What you are asked to do -
Pull every line containing "this" out of the material below.

^^^^

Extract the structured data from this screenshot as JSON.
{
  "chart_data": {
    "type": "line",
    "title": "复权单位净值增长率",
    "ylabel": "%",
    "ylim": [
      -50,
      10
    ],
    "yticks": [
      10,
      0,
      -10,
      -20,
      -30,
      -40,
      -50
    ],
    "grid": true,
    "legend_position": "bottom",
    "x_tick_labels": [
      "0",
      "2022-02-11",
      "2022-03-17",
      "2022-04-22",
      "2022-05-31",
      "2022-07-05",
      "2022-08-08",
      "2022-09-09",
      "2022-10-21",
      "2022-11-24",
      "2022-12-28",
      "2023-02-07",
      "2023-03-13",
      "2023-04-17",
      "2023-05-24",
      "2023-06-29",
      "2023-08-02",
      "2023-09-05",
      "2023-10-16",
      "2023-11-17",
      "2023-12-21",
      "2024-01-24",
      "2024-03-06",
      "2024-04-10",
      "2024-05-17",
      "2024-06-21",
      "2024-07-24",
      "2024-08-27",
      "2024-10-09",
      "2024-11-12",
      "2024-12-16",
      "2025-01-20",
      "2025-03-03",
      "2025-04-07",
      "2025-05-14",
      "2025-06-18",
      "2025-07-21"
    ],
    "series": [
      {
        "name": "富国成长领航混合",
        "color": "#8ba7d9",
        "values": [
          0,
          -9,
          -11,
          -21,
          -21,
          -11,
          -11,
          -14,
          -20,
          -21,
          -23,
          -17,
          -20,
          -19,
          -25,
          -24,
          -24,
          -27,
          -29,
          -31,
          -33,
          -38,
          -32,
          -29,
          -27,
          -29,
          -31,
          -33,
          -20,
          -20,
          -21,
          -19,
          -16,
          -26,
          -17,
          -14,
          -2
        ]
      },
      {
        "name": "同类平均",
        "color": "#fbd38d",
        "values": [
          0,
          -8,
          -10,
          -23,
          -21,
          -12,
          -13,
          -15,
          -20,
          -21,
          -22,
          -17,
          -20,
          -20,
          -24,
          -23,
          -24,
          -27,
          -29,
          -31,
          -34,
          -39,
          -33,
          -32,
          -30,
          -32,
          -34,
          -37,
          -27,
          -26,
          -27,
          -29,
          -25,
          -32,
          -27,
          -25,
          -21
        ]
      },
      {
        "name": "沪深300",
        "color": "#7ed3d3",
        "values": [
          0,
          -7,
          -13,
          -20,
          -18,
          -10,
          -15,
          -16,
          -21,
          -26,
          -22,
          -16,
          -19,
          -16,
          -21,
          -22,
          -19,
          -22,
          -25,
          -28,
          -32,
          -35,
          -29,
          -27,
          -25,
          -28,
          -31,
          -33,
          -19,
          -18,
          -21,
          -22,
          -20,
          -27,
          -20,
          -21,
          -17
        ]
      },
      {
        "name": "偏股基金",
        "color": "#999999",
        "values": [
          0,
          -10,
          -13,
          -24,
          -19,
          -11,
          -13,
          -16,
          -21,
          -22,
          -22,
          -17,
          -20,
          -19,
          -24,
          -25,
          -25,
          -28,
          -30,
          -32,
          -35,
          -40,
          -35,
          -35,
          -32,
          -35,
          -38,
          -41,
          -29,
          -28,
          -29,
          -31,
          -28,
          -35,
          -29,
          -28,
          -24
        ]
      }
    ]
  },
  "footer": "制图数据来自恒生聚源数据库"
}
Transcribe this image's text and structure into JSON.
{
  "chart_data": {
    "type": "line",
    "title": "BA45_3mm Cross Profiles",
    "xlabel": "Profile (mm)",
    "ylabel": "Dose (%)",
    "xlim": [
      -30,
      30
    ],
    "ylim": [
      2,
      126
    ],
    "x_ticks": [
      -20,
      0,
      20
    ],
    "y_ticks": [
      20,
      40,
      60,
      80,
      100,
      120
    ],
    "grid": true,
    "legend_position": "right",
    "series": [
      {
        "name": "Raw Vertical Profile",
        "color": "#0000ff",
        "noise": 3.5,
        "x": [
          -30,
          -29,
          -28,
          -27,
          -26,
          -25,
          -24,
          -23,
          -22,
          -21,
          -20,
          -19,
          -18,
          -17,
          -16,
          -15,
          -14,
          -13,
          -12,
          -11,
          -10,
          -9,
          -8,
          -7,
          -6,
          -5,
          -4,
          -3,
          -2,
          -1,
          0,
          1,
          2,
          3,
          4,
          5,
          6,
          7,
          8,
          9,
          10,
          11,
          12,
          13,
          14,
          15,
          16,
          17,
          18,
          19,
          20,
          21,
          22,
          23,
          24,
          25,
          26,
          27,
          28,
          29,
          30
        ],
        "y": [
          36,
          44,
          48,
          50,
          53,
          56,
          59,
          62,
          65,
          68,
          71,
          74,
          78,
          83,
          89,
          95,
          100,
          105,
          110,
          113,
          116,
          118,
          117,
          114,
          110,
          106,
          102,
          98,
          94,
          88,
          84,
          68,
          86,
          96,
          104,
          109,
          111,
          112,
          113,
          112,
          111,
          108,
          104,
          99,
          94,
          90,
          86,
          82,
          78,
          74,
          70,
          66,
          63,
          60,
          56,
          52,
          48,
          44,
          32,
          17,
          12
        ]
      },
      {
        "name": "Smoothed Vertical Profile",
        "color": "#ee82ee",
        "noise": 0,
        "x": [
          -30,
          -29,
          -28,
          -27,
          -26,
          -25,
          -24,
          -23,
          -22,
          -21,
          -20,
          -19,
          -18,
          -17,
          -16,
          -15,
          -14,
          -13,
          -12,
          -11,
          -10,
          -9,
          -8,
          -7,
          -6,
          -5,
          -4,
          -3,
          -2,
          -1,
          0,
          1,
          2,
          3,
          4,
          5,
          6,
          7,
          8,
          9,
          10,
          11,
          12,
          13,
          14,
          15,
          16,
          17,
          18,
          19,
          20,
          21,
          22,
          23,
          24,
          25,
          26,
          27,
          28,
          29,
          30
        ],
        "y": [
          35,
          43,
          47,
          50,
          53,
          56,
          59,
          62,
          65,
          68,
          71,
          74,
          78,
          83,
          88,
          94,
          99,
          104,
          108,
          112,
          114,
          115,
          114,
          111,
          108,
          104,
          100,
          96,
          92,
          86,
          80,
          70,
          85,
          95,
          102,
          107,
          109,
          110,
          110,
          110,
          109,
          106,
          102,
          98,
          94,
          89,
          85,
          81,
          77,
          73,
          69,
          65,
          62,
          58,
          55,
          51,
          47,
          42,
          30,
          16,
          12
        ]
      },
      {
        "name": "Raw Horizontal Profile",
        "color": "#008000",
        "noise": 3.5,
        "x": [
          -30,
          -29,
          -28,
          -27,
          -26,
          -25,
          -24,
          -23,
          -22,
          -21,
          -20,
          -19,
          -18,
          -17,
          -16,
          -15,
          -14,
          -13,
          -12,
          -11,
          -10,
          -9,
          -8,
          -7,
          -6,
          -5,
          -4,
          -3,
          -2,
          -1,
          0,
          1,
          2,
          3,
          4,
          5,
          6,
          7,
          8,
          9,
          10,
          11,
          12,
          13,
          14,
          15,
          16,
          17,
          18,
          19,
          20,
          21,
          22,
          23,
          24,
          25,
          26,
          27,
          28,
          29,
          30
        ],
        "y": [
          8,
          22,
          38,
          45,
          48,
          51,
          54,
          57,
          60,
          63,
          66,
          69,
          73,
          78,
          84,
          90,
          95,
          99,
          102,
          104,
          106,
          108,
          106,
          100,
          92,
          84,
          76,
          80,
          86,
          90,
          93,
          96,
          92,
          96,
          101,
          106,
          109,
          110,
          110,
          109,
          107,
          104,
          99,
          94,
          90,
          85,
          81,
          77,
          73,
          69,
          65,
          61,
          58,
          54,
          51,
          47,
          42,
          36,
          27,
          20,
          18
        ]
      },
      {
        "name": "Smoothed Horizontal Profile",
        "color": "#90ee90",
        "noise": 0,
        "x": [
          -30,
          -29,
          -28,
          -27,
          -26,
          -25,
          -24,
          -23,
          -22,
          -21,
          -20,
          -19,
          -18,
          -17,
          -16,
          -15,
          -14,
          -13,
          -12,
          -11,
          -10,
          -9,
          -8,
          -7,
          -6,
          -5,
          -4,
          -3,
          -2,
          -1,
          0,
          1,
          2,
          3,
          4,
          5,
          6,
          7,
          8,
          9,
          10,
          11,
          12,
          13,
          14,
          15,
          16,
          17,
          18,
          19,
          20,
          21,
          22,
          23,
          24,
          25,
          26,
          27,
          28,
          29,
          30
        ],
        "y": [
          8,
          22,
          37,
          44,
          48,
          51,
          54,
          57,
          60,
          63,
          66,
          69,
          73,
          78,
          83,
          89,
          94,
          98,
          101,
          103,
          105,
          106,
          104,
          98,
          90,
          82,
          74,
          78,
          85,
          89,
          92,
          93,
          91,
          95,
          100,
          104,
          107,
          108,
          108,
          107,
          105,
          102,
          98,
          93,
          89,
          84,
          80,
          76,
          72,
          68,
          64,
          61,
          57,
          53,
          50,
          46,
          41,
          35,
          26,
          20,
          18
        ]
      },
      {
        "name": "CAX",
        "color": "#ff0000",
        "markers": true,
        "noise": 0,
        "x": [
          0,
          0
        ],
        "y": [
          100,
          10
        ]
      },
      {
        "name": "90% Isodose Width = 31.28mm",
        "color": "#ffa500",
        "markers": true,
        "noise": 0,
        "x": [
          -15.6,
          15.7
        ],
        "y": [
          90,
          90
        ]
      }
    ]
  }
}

^^^^

In response -
Extract the structured data from this screenshot as JSON.
Transcribe this image's text and structure into JSON.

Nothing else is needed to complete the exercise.